Challenge - Go through the records underneath and write each one out again exactly.

***

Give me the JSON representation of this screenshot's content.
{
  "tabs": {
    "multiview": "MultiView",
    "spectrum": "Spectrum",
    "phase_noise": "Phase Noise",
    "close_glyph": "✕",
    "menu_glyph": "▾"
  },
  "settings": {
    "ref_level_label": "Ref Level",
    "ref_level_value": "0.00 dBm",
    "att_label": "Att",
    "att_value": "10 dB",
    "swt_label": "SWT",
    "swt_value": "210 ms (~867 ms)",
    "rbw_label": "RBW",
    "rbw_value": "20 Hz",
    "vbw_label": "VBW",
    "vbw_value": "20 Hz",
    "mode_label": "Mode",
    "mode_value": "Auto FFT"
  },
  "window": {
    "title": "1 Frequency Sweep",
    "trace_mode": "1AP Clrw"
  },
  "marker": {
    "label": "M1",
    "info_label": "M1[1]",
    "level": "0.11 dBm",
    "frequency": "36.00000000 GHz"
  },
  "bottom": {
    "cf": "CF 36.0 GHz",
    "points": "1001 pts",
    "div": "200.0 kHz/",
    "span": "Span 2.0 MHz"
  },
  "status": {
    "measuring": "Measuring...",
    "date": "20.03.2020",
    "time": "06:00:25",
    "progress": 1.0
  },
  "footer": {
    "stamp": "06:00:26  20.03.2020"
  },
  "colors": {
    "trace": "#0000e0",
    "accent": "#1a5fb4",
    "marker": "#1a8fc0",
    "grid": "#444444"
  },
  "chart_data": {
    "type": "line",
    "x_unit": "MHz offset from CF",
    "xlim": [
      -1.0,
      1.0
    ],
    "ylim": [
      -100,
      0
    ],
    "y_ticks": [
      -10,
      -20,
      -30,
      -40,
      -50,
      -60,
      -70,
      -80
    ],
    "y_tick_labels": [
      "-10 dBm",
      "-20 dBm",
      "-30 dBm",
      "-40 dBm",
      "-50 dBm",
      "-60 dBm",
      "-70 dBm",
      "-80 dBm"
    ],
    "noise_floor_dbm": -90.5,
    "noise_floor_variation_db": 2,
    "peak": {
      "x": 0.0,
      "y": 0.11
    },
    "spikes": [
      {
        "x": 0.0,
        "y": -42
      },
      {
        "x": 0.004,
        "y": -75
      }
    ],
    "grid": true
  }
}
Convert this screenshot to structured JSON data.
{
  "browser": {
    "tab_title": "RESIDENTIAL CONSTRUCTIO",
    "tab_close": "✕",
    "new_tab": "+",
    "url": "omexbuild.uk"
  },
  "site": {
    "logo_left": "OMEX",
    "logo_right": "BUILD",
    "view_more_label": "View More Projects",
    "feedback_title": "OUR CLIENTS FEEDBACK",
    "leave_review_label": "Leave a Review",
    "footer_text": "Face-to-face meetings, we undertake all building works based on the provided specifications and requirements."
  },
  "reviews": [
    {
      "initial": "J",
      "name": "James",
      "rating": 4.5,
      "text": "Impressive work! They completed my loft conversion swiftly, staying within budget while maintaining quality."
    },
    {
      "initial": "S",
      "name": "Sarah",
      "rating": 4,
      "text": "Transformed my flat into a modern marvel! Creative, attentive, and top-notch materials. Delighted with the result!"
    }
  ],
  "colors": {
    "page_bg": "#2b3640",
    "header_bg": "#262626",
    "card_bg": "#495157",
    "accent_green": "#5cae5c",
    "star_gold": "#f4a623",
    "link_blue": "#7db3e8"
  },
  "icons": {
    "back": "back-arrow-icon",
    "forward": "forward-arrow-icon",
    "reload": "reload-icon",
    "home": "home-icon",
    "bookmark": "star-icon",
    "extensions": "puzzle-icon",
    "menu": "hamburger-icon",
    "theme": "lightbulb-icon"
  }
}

***

Solution -
Give me the JSON representation of this screenshot's content.
{
  "tabs": {
    "multiview": "MultiView",
    "spectrum": "Spectrum",
    "phase_noise": "Phase Noise",
    "close_glyph": "✕",
    "menu_glyph": "▾"
  },
  "settings": {
    "ref_level_label": "Ref Level",
    "ref_level_value": "0.00 dBm",
    "att_label": "Att",
    "att_value": "10 dB",
    "swt_label": "SWT",
    "swt_value": "210 ms (~867 ms)",
    "rbw_label": "RBW",
    "rbw_value": "20 Hz",
    "vbw_label": "VBW",
    "vbw_value": "20 Hz",
    "mode_label": "Mode",
    "mode_value": "Auto FFT"
  },
  "window": {
    "title": "1 Frequency Sweep",
    "trace_mode": "1AP Clrw"
  },
  "marker": {
    "label": "M1",
    "info_label": "M1[1]",
    "level": "0.11 dBm",
    "frequency": "36.00000000 GHz"
  },
  "bottom": {
    "cf": "CF 36.0 GHz",
    "points": "1001 pts",
    "div": "200.0 kHz/",
    "span": "Span 2.0 MHz"
  },
  "status": {
    "measuring": "Measuring...",
    "date": "20.03.2020",
    "time": "06:00:25",
    "progress": 1.0
  },
  "footer": {
    "stamp": "06:00:26  20.03.2020"
  },
  "colors": {
    "trace": "#0000e0",
    "accent": "#1a5fb4",
    "marker": "#1a8fc0",
    "grid": "#444444"
  },
  "chart_data": {
    "type": "line",
    "x_unit": "MHz offset from CF",
    "xlim": [
      -1.0,
      1.0
    ],
    "ylim": [
      -100,
      0
    ],
    "y_ticks": [
      -10,
      -20,
      -30,
      -40,
      -50,
      -60,
      -70,
      -80
    ],
    "y_tick_labels": [
      "-10 dBm",
      "-20 dBm",
      "-30 dBm",
      "-40 dBm",
      "-50 dBm",
      "-60 dBm",
      "-70 dBm",
      "-80 dBm"
    ],
    "noise_floor_dbm": -90.5,
    "noise_floor_variation_db": 2,
    "peak": {
      "x": 0.0,
      "y": 0.11
    },
    "spikes": [
      {
        "x": 0.0,
        "y": -42
      },
      {
        "x": 0.004,
        "y": -75
      }
    ],
    "grid": true
  }
}
Convert this screenshot to structured JSON data.
{
  "browser": {
    "tab_title": "RESIDENTIAL CONSTRUCTIO",
    "tab_close": "✕",
    "new_tab": "+",
    "url": "omexbuild.uk"
  },
  "site": {
    "logo_left": "OMEX",
    "logo_right": "BUILD",
    "view_more_label": "View More Projects",
    "feedback_title": "OUR CLIENTS FEEDBACK",
    "leave_review_label": "Leave a Review",
    "footer_text": "Face-to-face meetings, we undertake all building works based on the provided specifications and requirements."
  },
  "reviews": [
    {
      "initial": "J",
      "name": "James",
      "rating": 4.5,
      "text": "Impressive work! They completed my loft conversion swiftly, staying within budget while maintaining quality."
    },
    {
      "initial": "S",
      "name": "Sarah",
      "rating": 4,
      "text": "Transformed my flat into a modern marvel! Creative, attentive, and top-notch materials. Delighted with the result!"
    }
  ],
  "colors": {
    "page_bg": "#2b3640",
    "header_bg": "#262626",
    "card_bg": "#495157",
    "accent_green": "#5cae5c",
    "star_gold": "#f4a623",
    "link_blue": "#7db3e8"
  },
  "icons": {
    "back": "back-arrow-icon",
    "forward": "forward-arrow-icon",
    "reload": "reload-icon",
    "home": "home-icon",
    "bookmark": "star-icon",
    "extensions": "puzzle-icon",
    "menu": "hamburger-icon",
    "theme": "lightbulb-icon"
  }
}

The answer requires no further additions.